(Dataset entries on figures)
------------------------------------------------------------
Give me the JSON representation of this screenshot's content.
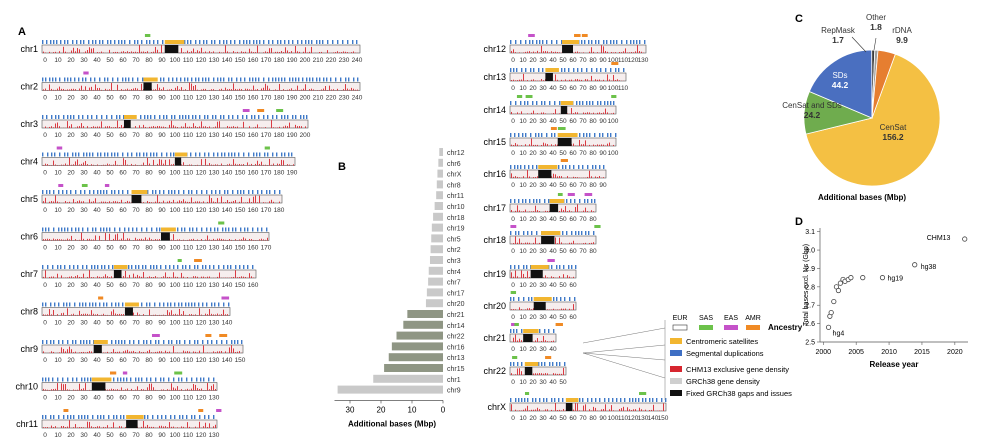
{
  "panels": {
    "a": "A",
    "b": "B",
    "c": "C",
    "d": "D"
  },
  "colors": {
    "eur": "#ffffff",
    "sas": "#6cc24a",
    "eas": "#c552c9",
    "amr": "#f08a24",
    "centromeric": "#f2b630",
    "segdup": "#3e6fc4",
    "chm13_density": "#d7262f",
    "grch38_density": "#cfcfcf",
    "gaps": "#111111",
    "track_blue": "#3f79c8",
    "pie_censat": "#f4c043",
    "pie_sds": "#4a6fc0",
    "pie_censat_sds": "#6fac4e",
    "pie_repmask": "#3a3a3a",
    "pie_other": "#9e9e9e",
    "pie_rdna": "#e67e30",
    "bar_light": "#c9c9c9",
    "bar_dark": "#8f9684"
  },
  "chromosomes_left": [
    {
      "name": "chr1",
      "ticks": [
        "0",
        "10",
        "20",
        "30",
        "40",
        "50",
        "60",
        "70",
        "80",
        "90",
        "100",
        "110",
        "120",
        "130",
        "140",
        "150",
        "160",
        "170",
        "180",
        "190",
        "200",
        "210",
        "220",
        "230",
        "240"
      ]
    },
    {
      "name": "chr2",
      "ticks": [
        "0",
        "10",
        "20",
        "30",
        "40",
        "50",
        "60",
        "70",
        "80",
        "90",
        "100",
        "110",
        "120",
        "130",
        "140",
        "150",
        "160",
        "170",
        "180",
        "190",
        "200",
        "210",
        "220",
        "230",
        "240"
      ]
    },
    {
      "name": "chr3",
      "ticks": [
        "0",
        "10",
        "20",
        "30",
        "40",
        "50",
        "60",
        "70",
        "80",
        "90",
        "100",
        "110",
        "120",
        "130",
        "140",
        "150",
        "160",
        "170",
        "180",
        "190",
        "200"
      ]
    },
    {
      "name": "chr4",
      "ticks": [
        "0",
        "10",
        "20",
        "30",
        "40",
        "50",
        "60",
        "70",
        "80",
        "90",
        "100",
        "110",
        "120",
        "130",
        "140",
        "150",
        "160",
        "170",
        "180",
        "190"
      ]
    },
    {
      "name": "chr5",
      "ticks": [
        "0",
        "10",
        "20",
        "30",
        "40",
        "50",
        "60",
        "70",
        "80",
        "90",
        "100",
        "110",
        "120",
        "130",
        "140",
        "150",
        "160",
        "170",
        "180"
      ]
    },
    {
      "name": "chr6",
      "ticks": [
        "0",
        "10",
        "20",
        "30",
        "40",
        "50",
        "60",
        "70",
        "80",
        "90",
        "100",
        "110",
        "120",
        "130",
        "140",
        "150",
        "160",
        "170"
      ]
    },
    {
      "name": "chr7",
      "ticks": [
        "0",
        "10",
        "20",
        "30",
        "40",
        "50",
        "60",
        "70",
        "80",
        "90",
        "100",
        "110",
        "120",
        "130",
        "140",
        "150",
        "160"
      ]
    },
    {
      "name": "chr8",
      "ticks": [
        "0",
        "10",
        "20",
        "30",
        "40",
        "50",
        "60",
        "70",
        "80",
        "90",
        "100",
        "110",
        "120",
        "130",
        "140"
      ]
    },
    {
      "name": "chr9",
      "ticks": [
        "0",
        "10",
        "20",
        "30",
        "40",
        "50",
        "60",
        "70",
        "80",
        "90",
        "100",
        "110",
        "120",
        "130",
        "140",
        "150"
      ]
    },
    {
      "name": "chr10",
      "ticks": [
        "0",
        "10",
        "20",
        "30",
        "40",
        "50",
        "60",
        "70",
        "80",
        "90",
        "100",
        "110",
        "120",
        "130"
      ]
    },
    {
      "name": "chr11",
      "ticks": [
        "0",
        "10",
        "20",
        "30",
        "40",
        "50",
        "60",
        "70",
        "80",
        "90",
        "100",
        "110",
        "120",
        "130"
      ]
    }
  ],
  "chromosomes_right": [
    {
      "name": "chr12",
      "ticks": [
        "0",
        "10",
        "20",
        "30",
        "40",
        "50",
        "60",
        "70",
        "80",
        "90",
        "100",
        "110",
        "120",
        "130"
      ]
    },
    {
      "name": "chr13",
      "ticks": [
        "0",
        "10",
        "20",
        "30",
        "40",
        "50",
        "60",
        "70",
        "80",
        "90",
        "100",
        "110"
      ]
    },
    {
      "name": "chr14",
      "ticks": [
        "0",
        "10",
        "20",
        "30",
        "40",
        "50",
        "60",
        "70",
        "80",
        "90",
        "100"
      ]
    },
    {
      "name": "chr15",
      "ticks": [
        "0",
        "10",
        "20",
        "30",
        "40",
        "50",
        "60",
        "70",
        "80",
        "90",
        "100"
      ]
    },
    {
      "name": "chr16",
      "ticks": [
        "0",
        "10",
        "20",
        "30",
        "40",
        "50",
        "60",
        "70",
        "80",
        "90"
      ]
    },
    {
      "name": "chr17",
      "ticks": [
        "0",
        "10",
        "20",
        "30",
        "40",
        "50",
        "60",
        "70",
        "80"
      ]
    },
    {
      "name": "chr18",
      "ticks": [
        "0",
        "10",
        "20",
        "30",
        "40",
        "50",
        "60",
        "70",
        "80"
      ]
    },
    {
      "name": "chr19",
      "ticks": [
        "0",
        "10",
        "20",
        "30",
        "40",
        "50",
        "60"
      ]
    },
    {
      "name": "chr20",
      "ticks": [
        "0",
        "10",
        "20",
        "30",
        "40",
        "50",
        "60"
      ]
    },
    {
      "name": "chr21",
      "ticks": [
        "0",
        "10",
        "20",
        "30",
        "40"
      ]
    },
    {
      "name": "chr22",
      "ticks": [
        "0",
        "10",
        "20",
        "30",
        "40",
        "50"
      ]
    },
    {
      "name": "chrX",
      "ticks": [
        "0",
        "10",
        "20",
        "30",
        "40",
        "50",
        "60",
        "70",
        "80",
        "90",
        "100",
        "110",
        "120",
        "130",
        "140",
        "150"
      ]
    }
  ],
  "legend": {
    "ancestry": [
      "EUR",
      "SAS",
      "EAS",
      "AMR"
    ],
    "ancestry_title": "Ancestry",
    "items": [
      "Centromeric satellites",
      "Segmental duplications",
      "CHM13 exclusive gene density",
      "GRCh38 gene density",
      "Fixed GRCh38 gaps and issues"
    ]
  },
  "chart_data": [
    {
      "panel": "B",
      "type": "bar",
      "orientation": "horizontal",
      "xlabel": "Additional bases (Mbp)",
      "xticks": [
        "30",
        "20",
        "10",
        "0"
      ],
      "xlim": [
        0,
        35
      ],
      "categories": [
        "chr12",
        "chr6",
        "chrX",
        "chr8",
        "chr11",
        "chr10",
        "chr18",
        "chr19",
        "chr5",
        "chr2",
        "chr3",
        "chr4",
        "chr7",
        "chr17",
        "chr20",
        "chr21",
        "chr14",
        "chr22",
        "chr16",
        "chr13",
        "chr15",
        "chr1",
        "chr9"
      ],
      "values": [
        1.2,
        1.5,
        1.8,
        2.0,
        2.2,
        2.7,
        3.2,
        3.6,
        3.8,
        4.0,
        4.2,
        4.6,
        4.8,
        5.2,
        5.5,
        11.5,
        12.8,
        15.0,
        16.5,
        17.5,
        19.0,
        22.5,
        34.0
      ],
      "highlight": [
        "chr21",
        "chr14",
        "chr22",
        "chr16",
        "chr13",
        "chr15"
      ]
    },
    {
      "panel": "C",
      "type": "pie",
      "title": "Additional bases (Mbp)",
      "slices": [
        {
          "label": "CenSat",
          "value": 156.2
        },
        {
          "label": "CenSat and SDs",
          "value": 24.2
        },
        {
          "label": "SDs",
          "value": 44.2
        },
        {
          "label": "RepMask",
          "value": 1.7
        },
        {
          "label": "Other",
          "value": 1.8
        },
        {
          "label": "rDNA",
          "value": 9.9
        }
      ]
    },
    {
      "panel": "D",
      "type": "scatter",
      "xlabel": "Release year",
      "ylabel": "Total bases excl. Ns (Gbp)",
      "xticks": [
        "2000",
        "2005",
        "2010",
        "2015",
        "2020"
      ],
      "yticks": [
        "2.5",
        "2.6",
        "2.7",
        "2.8",
        "2.9",
        "3.0",
        "3.1"
      ],
      "xlim": [
        1999.5,
        2022
      ],
      "ylim": [
        2.5,
        3.12
      ],
      "x": [
        2000.8,
        2001.0,
        2001.2,
        2001.6,
        2002.0,
        2002.3,
        2002.6,
        2003.0,
        2003.3,
        2003.8,
        2004.2,
        2006.0,
        2009.0,
        2013.9,
        2021.5
      ],
      "y": [
        2.58,
        2.64,
        2.66,
        2.72,
        2.8,
        2.78,
        2.82,
        2.84,
        2.83,
        2.84,
        2.85,
        2.85,
        2.85,
        2.92,
        3.06
      ],
      "labels": [
        {
          "text": "hg4",
          "x": 2000.8,
          "y": 2.58
        },
        {
          "text": "hg19",
          "x": 2009.0,
          "y": 2.85
        },
        {
          "text": "hg38",
          "x": 2013.9,
          "y": 2.92
        },
        {
          "text": "CHM13",
          "x": 2021.5,
          "y": 3.06
        }
      ]
    }
  ]
}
------------------------------------------------------------
### ABOUT THIS EXERCISE
Wherever the word "xlabel" appears in a line of the records, count that line. Say how many there are, with no other words.

### OUTPUT BELOW
2